:: YOUR INSTRUCTIONS ::
Collect each line of the entries that holds the string "медаль".

---+---

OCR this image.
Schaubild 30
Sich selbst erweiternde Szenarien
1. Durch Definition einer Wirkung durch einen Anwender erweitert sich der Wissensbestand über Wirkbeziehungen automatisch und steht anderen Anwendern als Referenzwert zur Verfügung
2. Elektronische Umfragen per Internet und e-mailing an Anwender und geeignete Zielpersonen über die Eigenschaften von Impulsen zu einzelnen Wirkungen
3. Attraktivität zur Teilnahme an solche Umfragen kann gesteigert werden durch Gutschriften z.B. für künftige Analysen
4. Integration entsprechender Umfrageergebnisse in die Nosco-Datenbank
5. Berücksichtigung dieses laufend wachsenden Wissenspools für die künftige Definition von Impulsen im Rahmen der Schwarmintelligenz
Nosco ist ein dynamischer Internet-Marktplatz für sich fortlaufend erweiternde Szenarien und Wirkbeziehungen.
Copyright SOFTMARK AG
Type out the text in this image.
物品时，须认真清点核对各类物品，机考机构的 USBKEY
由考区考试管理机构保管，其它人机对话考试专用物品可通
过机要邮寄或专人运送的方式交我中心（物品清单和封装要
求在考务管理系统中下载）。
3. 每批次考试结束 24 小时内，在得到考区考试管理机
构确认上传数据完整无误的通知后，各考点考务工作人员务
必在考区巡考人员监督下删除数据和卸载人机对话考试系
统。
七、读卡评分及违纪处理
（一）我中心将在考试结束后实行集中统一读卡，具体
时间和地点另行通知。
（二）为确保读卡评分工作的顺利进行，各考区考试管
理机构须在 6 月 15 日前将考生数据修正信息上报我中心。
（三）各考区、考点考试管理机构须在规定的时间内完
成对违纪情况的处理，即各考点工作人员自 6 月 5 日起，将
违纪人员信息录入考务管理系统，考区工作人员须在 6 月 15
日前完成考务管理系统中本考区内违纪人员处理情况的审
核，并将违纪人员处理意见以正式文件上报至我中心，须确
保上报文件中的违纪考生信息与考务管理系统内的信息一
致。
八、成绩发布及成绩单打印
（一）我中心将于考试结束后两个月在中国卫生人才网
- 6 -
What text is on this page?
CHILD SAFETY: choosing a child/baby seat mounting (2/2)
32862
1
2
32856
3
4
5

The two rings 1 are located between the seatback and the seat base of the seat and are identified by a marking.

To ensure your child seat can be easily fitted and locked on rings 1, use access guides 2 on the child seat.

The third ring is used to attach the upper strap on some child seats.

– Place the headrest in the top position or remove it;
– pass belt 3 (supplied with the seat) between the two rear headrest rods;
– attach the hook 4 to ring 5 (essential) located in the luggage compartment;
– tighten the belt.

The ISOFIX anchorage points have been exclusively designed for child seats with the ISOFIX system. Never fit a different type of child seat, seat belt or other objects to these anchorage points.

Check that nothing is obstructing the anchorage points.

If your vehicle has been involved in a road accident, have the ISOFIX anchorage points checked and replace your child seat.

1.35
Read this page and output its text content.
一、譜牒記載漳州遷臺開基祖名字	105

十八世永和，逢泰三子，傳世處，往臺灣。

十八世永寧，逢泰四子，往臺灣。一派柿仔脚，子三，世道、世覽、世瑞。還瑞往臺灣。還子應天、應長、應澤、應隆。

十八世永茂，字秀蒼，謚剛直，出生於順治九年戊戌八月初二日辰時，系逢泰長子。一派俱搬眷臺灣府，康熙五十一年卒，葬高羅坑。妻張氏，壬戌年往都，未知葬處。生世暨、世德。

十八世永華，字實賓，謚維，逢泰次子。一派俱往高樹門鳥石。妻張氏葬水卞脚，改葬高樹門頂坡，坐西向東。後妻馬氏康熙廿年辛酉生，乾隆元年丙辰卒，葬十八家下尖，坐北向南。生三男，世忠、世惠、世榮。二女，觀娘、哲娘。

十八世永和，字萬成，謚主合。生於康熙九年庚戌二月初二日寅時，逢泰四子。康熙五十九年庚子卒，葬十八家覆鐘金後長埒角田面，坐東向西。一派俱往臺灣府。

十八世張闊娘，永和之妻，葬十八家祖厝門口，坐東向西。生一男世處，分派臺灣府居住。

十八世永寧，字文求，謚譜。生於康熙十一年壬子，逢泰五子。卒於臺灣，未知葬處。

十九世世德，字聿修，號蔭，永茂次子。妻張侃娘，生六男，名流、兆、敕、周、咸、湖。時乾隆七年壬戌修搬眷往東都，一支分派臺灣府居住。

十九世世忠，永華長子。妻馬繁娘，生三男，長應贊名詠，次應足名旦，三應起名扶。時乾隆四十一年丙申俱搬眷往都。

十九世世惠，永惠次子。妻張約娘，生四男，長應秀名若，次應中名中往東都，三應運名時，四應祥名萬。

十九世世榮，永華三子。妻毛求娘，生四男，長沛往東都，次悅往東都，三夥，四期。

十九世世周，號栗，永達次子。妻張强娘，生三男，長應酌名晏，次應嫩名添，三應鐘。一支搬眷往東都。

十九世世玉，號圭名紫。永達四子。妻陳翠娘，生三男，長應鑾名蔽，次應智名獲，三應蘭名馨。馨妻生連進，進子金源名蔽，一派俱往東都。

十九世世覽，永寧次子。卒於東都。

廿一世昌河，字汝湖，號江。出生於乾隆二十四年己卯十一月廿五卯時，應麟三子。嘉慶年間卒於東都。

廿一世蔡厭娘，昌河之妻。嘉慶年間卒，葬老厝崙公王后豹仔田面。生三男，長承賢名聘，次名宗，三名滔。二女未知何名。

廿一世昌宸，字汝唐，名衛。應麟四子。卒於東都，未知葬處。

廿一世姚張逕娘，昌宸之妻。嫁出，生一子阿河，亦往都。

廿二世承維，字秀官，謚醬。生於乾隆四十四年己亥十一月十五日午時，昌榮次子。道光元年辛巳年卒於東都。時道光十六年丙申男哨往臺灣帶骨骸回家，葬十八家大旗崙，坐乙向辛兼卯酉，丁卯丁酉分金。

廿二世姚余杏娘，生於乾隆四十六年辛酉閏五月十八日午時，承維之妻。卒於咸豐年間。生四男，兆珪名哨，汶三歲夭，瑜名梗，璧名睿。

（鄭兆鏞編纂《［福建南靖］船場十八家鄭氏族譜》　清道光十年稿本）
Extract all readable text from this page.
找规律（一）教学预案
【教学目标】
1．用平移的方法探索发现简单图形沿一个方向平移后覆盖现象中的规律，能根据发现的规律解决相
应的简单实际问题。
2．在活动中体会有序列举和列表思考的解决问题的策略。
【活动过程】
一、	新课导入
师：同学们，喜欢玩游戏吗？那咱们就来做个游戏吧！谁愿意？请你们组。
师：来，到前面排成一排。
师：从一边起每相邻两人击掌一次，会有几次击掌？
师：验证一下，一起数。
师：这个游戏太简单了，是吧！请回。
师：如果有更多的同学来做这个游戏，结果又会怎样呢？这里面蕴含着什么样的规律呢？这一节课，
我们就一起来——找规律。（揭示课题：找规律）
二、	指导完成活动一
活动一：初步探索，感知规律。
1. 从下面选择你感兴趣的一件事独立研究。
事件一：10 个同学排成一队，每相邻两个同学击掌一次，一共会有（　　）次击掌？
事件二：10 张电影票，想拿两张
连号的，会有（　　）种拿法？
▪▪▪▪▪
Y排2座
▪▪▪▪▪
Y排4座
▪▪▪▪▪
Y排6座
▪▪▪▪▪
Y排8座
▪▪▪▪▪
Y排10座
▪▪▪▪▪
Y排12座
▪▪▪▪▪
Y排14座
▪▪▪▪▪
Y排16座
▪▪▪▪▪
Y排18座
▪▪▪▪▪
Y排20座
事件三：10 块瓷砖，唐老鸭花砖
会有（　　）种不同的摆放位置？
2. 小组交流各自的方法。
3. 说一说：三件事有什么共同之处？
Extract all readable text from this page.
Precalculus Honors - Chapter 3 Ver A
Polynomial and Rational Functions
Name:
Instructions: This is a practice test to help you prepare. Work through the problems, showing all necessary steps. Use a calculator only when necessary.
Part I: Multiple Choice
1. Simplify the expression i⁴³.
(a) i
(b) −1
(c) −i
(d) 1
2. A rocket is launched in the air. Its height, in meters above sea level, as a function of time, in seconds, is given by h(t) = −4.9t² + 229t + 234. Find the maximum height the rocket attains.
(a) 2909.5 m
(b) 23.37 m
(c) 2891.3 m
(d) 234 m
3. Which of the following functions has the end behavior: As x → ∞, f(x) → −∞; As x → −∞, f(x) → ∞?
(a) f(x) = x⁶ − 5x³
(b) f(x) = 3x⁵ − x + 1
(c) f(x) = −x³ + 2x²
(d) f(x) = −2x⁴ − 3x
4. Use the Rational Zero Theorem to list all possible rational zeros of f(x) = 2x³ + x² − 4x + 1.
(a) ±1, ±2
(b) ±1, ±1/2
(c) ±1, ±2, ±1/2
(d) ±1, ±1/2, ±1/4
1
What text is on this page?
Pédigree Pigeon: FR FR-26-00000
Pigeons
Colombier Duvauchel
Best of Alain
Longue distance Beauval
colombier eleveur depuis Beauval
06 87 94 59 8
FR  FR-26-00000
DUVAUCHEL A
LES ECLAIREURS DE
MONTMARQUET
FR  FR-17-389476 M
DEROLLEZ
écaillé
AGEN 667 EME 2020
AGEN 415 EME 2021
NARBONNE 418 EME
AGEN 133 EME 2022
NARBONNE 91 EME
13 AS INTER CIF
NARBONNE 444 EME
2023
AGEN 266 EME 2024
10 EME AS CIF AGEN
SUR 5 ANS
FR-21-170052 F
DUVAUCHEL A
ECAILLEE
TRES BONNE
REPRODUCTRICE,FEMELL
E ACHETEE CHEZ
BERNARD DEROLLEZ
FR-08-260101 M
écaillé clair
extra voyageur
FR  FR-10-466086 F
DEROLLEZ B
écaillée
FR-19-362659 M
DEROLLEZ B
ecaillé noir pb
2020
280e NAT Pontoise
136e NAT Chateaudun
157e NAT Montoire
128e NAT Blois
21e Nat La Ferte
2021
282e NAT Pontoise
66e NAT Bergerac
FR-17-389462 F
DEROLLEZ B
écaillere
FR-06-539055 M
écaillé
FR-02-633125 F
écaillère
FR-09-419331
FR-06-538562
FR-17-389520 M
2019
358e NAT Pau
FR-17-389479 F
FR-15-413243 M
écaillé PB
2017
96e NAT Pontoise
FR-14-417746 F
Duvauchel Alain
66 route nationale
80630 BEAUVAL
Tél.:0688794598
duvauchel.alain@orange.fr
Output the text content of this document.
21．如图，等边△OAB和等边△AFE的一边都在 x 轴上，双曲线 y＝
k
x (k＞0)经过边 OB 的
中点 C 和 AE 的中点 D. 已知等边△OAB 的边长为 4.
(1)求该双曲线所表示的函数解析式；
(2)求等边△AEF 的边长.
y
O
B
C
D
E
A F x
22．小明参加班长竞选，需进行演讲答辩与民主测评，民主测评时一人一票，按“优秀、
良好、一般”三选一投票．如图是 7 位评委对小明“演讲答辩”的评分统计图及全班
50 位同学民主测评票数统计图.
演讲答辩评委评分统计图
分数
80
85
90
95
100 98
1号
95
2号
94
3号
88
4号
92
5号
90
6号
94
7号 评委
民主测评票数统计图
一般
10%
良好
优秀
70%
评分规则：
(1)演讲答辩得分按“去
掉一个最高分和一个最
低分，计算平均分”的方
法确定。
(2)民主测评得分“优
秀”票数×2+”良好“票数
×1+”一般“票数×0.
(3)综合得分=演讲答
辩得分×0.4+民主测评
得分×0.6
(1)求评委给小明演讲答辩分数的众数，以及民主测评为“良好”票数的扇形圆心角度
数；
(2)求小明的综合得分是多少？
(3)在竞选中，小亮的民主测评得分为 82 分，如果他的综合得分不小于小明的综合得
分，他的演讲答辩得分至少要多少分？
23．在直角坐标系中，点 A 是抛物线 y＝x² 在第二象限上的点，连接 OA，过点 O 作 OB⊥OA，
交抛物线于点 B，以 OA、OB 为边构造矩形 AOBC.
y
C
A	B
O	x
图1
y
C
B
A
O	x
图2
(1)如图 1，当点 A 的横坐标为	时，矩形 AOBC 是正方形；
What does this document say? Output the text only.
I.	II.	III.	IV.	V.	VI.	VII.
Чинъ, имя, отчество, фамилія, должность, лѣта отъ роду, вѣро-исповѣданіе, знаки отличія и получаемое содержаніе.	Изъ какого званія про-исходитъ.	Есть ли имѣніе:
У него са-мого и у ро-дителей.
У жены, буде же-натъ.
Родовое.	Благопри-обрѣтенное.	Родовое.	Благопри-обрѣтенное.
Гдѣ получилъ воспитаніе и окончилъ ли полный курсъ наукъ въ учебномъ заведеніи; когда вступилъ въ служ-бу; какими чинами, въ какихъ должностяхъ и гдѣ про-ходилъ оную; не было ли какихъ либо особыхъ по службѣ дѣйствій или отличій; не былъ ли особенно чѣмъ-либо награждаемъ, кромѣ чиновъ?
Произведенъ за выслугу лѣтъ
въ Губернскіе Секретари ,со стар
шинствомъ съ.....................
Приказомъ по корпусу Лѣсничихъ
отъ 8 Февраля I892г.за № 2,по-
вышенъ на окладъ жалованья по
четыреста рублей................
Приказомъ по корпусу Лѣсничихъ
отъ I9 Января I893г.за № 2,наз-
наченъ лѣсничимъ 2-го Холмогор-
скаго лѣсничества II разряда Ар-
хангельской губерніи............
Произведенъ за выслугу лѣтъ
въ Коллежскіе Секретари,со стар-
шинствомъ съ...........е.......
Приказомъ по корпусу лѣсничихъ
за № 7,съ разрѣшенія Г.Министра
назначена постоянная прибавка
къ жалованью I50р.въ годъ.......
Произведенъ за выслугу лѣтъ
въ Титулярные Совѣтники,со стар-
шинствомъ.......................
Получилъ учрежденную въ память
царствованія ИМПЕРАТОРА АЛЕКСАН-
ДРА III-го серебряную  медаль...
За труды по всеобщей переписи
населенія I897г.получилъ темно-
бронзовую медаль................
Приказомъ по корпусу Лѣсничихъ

---+---

:: FULL OUTPUT ::
ДРА III-го серебряную  медаль...
бронзовую медаль................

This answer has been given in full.